Task statement
Continue the biographical article on Cardinal Francis Brennan, starting after its final sentence.

Document section
- Coat of Arms U.S. Cardinal Francis John Joseph Brennan
- Church: Catholic Church
- Appointed: 15 January 1968
- Term ended: 2 July 1968
- Predecessor: Francesco Carpino
- Successor: Antonio Samorè
- Other posts: Titular Archbishop of Tubunae in Mauretania (1967-1968) Cardinal-Deacon of Sant'Eustachio (1967-1968)
- Previous posts: Dean of the Roman Rota (1959-1968)

Orders
- Ordination: April 3, 1920 by Basilio Pompili
- Consecration: June 25, 1968 by Eugène Tisserant
- Created cardinal: June 26, 1967 by Paul VI
- Rank: Cardinal-Deacon

Personal details
- Born: May 7, 1894 Shenandoah, Pennsylvania, U.S.
- Died: July 2, 1968 (aged 74) Philadelphia, Pennsylvania, U.S.
- Buried: Crypt of SS. Peter and Paul Cathedral-Basilica
- Denomination: Roman Catholic
- Parents: James and Margaret (née Connors) Brennan
- Education: St. Charles Borromeo Seminary
- Alma mater: Pontifical Roman Athenaeum S. Apollinare

= Francis Brennan (cardinal) =

American cardinal

Francis John Joseph Brennan (May 7, 1894 – July 2, 1968) was an American cardinal of the Catholic Church. He served as dean of the Roman Rota from 1959 to 1968, and then as prefect of the Congregation for the Discipline of the Sacraments from 1968 until his death. Brennan was elevated to the cardinalate in 1967.

Information shown
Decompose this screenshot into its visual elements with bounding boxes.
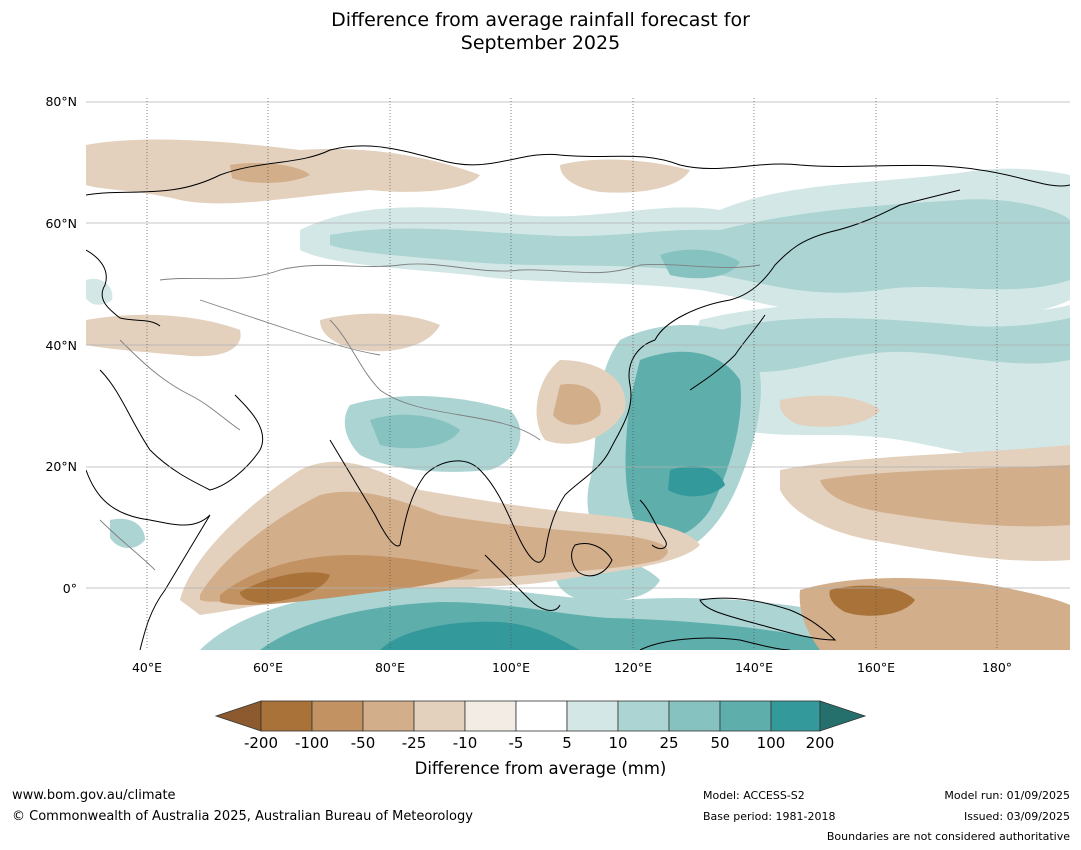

Output of the task
==Biography==
An American of Irish extraction, Francis Brennan was born in Shenandoah, Pennsylvania, to James and Margaret (née Connors) Brennan. He studied at St. Charles Borromeo Seminary in Overbrook before furthering his studies in Rome, where he attended the Pontifical Roman Athenaeum S. Apollinare and the Pontifical Roman Seminary. He was ordained to the priesthood by Cardinal Basilio Pompili on April 3, 1920.

Upon his return to the United States, Brennan did pastoral work in the Archdiocese of Philadelphia from 1924 to 1928, when he became a member of the faculty at his alma mater, St. Charles Seminary. He was also an official of the archdiocesan curia of Philadelphia from 1937 to 1940. Described as a "brilliant canon lawyer", he was named an auditor of the Roman Rota on August 1, 1940, rising to become its dean on December 14, 1959.

On June 10, 1967, Brennan was appointed Titular Archbishop of Tubunae in Mauretania by Pope Paul VI. He received his episcopal consecration on the following June 25 from Cardinal Eugène-Gabriel-Gervais-Laurent Tisserant, with Bishops Joseph Carroll McCormick and Luigi Faveri serving as co-consecrators, at the church of Sant'Anselmo all'Aventino.

Paul VI created him Cardinal-Deacon of S. Eustachio in the consistory the next day, on June 26, 1967. Brennan was later named prefect of the Congregation for the Discipline of the Sacraments on January 15, 1968.

The cardinal died from a heart attack in Philadelphia, aged 74. At the time of his death, he had risen to the highest post within the Holy See ever held by an American. Brennan is buried in the crypt of SS. Peter and Paul Cathedral-Basilica.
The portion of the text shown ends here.